§ TASK DETAILS:
Reproduce the listing below without any change.

--- START PROVIDED DATA ---

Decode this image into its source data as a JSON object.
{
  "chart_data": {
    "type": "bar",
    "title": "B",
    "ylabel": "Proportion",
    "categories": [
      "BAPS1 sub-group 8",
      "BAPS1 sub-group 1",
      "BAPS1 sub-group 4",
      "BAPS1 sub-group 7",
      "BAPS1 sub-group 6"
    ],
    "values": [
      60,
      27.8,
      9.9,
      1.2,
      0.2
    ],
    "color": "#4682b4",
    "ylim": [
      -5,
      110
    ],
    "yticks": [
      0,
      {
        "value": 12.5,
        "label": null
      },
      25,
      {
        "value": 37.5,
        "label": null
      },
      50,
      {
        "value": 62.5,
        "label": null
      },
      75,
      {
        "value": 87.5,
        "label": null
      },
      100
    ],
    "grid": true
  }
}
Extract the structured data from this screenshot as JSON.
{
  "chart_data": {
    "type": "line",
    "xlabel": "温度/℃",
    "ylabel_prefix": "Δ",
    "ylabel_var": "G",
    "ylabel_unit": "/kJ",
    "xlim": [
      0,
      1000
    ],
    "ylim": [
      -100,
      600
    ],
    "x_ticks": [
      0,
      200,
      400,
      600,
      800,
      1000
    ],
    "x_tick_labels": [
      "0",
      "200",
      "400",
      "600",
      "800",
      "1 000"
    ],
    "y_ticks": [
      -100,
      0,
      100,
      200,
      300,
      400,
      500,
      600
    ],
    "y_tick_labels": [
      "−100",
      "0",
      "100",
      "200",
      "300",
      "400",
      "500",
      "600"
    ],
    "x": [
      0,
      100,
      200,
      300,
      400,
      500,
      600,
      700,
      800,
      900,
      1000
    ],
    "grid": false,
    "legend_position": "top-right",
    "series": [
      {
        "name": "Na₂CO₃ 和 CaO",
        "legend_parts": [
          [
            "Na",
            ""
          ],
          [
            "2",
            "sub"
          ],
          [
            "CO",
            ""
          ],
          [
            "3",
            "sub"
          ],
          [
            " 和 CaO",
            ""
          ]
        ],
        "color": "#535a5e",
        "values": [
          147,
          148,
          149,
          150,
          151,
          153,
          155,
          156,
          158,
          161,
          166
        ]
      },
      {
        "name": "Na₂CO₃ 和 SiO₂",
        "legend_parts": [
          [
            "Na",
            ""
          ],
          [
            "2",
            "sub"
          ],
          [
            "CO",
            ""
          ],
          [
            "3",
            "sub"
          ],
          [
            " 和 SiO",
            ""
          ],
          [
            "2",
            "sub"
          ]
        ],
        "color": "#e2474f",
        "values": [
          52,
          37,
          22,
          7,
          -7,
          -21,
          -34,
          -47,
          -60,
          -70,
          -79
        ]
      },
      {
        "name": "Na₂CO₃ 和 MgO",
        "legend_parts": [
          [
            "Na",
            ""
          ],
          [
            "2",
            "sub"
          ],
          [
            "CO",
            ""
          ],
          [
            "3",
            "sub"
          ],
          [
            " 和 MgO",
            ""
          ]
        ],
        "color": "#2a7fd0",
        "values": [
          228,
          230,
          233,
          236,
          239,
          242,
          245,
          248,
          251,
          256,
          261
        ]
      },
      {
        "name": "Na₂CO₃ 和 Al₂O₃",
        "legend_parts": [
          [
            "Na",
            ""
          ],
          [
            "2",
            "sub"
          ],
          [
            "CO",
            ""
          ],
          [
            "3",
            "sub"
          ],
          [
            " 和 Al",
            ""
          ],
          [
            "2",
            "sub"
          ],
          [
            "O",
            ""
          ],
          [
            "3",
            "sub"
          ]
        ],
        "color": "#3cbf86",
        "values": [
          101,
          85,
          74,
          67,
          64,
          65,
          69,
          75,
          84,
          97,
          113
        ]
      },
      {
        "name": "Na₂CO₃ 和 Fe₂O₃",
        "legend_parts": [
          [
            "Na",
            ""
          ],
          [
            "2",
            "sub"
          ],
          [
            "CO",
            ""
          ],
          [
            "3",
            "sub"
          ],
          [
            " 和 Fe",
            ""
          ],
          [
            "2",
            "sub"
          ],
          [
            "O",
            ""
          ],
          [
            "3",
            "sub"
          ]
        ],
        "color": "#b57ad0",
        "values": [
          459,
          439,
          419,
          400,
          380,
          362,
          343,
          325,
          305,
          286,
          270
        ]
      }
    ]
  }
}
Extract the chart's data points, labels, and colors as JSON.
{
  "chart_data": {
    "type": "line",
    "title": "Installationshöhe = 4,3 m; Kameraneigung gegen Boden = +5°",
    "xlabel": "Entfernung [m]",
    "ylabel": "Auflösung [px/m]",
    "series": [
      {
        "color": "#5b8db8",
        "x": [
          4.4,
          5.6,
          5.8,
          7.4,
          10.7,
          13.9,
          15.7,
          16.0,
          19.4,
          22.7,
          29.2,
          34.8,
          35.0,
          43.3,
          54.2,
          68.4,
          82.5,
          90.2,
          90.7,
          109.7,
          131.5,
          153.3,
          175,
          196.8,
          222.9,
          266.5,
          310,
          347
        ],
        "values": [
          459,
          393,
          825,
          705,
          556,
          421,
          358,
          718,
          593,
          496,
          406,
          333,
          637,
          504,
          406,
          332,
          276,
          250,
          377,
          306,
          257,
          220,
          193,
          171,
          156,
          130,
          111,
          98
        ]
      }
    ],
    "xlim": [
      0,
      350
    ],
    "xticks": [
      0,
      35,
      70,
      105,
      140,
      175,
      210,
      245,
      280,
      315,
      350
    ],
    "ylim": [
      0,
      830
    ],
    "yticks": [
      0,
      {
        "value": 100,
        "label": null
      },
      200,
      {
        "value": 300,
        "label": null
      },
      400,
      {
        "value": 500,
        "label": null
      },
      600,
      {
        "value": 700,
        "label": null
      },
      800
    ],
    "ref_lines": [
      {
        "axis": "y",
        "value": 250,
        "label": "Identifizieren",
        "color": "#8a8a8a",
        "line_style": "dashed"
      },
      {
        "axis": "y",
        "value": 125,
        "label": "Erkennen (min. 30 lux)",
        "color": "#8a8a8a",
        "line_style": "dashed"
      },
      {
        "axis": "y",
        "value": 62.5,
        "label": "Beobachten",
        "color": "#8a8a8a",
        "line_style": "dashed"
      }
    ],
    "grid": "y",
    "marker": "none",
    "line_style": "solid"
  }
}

--- END PROVIDED DATA ---

§ REPLY:
Decode this image into its source data as a JSON object.
{
  "chart_data": {
    "type": "bar",
    "title": "B",
    "ylabel": "Proportion",
    "categories": [
      "BAPS1 sub-group 8",
      "BAPS1 sub-group 1",
      "BAPS1 sub-group 4",
      "BAPS1 sub-group 7",
      "BAPS1 sub-group 6"
    ],
    "values": [
      60,
      27.8,
      9.9,
      1.2,
      0.2
    ],
    "color": "#4682b4",
    "ylim": [
      -5,
      110
    ],
    "yticks": [
      0,
      {
        "value": 12.5,
        "label": null
      },
      25,
      {
        "value": 37.5,
        "label": null
      },
      50,
      {
        "value": 62.5,
        "label": null
      },
      75,
      {
        "value": 87.5,
        "label": null
      },
      100
    ],
    "grid": true
  }
}
Extract the structured data from this screenshot as JSON.
{
  "chart_data": {
    "type": "line",
    "xlabel": "温度/℃",
    "ylabel_prefix": "Δ",
    "ylabel_var": "G",
    "ylabel_unit": "/kJ",
    "xlim": [
      0,
      1000
    ],
    "ylim": [
      -100,
      600
    ],
    "x_ticks": [
      0,
      200,
      400,
      600,
      800,
      1000
    ],
    "x_tick_labels": [
      "0",
      "200",
      "400",
      "600",
      "800",
      "1 000"
    ],
    "y_ticks": [
      -100,
      0,
      100,
      200,
      300,
      400,
      500,
      600
    ],
    "y_tick_labels": [
      "−100",
      "0",
      "100",
      "200",
      "300",
      "400",
      "500",
      "600"
    ],
    "x": [
      0,
      100,
      200,
      300,
      400,
      500,
      600,
      700,
      800,
      900,
      1000
    ],
    "grid": false,
    "legend_position": "top-right",
    "series": [
      {
        "name": "Na₂CO₃ 和 CaO",
        "legend_parts": [
          [
            "Na",
            ""
          ],
          [
            "2",
            "sub"
          ],
          [
            "CO",
            ""
          ],
          [
            "3",
            "sub"
          ],
          [
            " 和 CaO",
            ""
          ]
        ],
        "color": "#535a5e",
        "values": [
          147,
          148,
          149,
          150,
          151,
          153,
          155,
          156,
          158,
          161,
          166
        ]
      },
      {
        "name": "Na₂CO₃ 和 SiO₂",
        "legend_parts": [
          [
            "Na",
            ""
          ],
          [
            "2",
            "sub"
          ],
          [
            "CO",
            ""
          ],
          [
            "3",
            "sub"
          ],
          [
            " 和 SiO",
            ""
          ],
          [
            "2",
            "sub"
          ]
        ],
        "color": "#e2474f",
        "values": [
          52,
          37,
          22,
          7,
          -7,
          -21,
          -34,
          -47,
          -60,
          -70,
          -79
        ]
      },
      {
        "name": "Na₂CO₃ 和 MgO",
        "legend_parts": [
          [
            "Na",
            ""
          ],
          [
            "2",
            "sub"
          ],
          [
            "CO",
            ""
          ],
          [
            "3",
            "sub"
          ],
          [
            " 和 MgO",
            ""
          ]
        ],
        "color": "#2a7fd0",
        "values": [
          228,
          230,
          233,
          236,
          239,
          242,
          245,
          248,
          251,
          256,
          261
        ]
      },
      {
        "name": "Na₂CO₃ 和 Al₂O₃",
        "legend_parts": [
          [
            "Na",
            ""
          ],
          [
            "2",
            "sub"
          ],
          [
            "CO",
            ""
          ],
          [
            "3",
            "sub"
          ],
          [
            " 和 Al",
            ""
          ],
          [
            "2",
            "sub"
          ],
          [
            "O",
            ""
          ],
          [
            "3",
            "sub"
          ]
        ],
        "color": "#3cbf86",
        "values": [
          101,
          85,
          74,
          67,
          64,
          65,
          69,
          75,
          84,
          97,
          113
        ]
      },
      {
        "name": "Na₂CO₃ 和 Fe₂O₃",
        "legend_parts": [
          [
            "Na",
            ""
          ],
          [
            "2",
            "sub"
          ],
          [
            "CO",
            ""
          ],
          [
            "3",
            "sub"
          ],
          [
            " 和 Fe",
            ""
          ],
          [
            "2",
            "sub"
          ],
          [
            "O",
            ""
          ],
          [
            "3",
            "sub"
          ]
        ],
        "color": "#b57ad0",
        "values": [
          459,
          439,
          419,
          400,
          380,
          362,
          343,
          325,
          305,
          286,
          270
        ]
      }
    ]
  }
}
Extract the chart's data points, labels, and colors as JSON.
{
  "chart_data": {
    "type": "line",
    "title": "Installationshöhe = 4,3 m; Kameraneigung gegen Boden = +5°",
    "xlabel": "Entfernung [m]",
    "ylabel": "Auflösung [px/m]",
    "series": [
      {
        "color": "#5b8db8",
        "x": [
          4.4,
          5.6,
          5.8,
          7.4,
          10.7,
          13.9,
          15.7,
          16.0,
          19.4,
          22.7,
          29.2,
          34.8,
          35.0,
          43.3,
          54.2,
          68.4,
          82.5,
          90.2,
          90.7,
          109.7,
          131.5,
          153.3,
          175,
          196.8,
          222.9,
          266.5,
          310,
          347
        ],
        "values": [
          459,
          393,
          825,
          705,
          556,
          421,
          358,
          718,
          593,
          496,
          406,
          333,
          637,
          504,
          406,
          332,
          276,
          250,
          377,
          306,
          257,
          220,
          193,
          171,
          156,
          130,
          111,
          98
        ]
      }
    ],
    "xlim": [
      0,
      350
    ],
    "xticks": [
      0,
      35,
      70,
      105,
      140,
      175,
      210,
      245,
      280,
      315,
      350
    ],
    "ylim": [
      0,
      830
    ],
    "yticks": [
      0,
      {
        "value": 100,
        "label": null
      },
      200,
      {
        "value": 300,
        "label": null
      },
      400,
      {
        "value": 500,
        "label": null
      },
      600,
      {
        "value": 700,
        "label": null
      },
      800
    ],
    "ref_lines": [
      {
        "axis": "y",
        "value": 250,
        "label": "Identifizieren",
        "color": "#8a8a8a",
        "line_style": "dashed"
      },
      {
        "axis": "y",
        "value": 125,
        "label": "Erkennen (min. 30 lux)",
        "color": "#8a8a8a",
        "line_style": "dashed"
      },
      {
        "axis": "y",
        "value": 62.5,
        "label": "Beobachten",
        "color": "#8a8a8a",
        "line_style": "dashed"
      }
    ],
    "grid": "y",
    "marker": "none",
    "line_style": "solid"
  }
}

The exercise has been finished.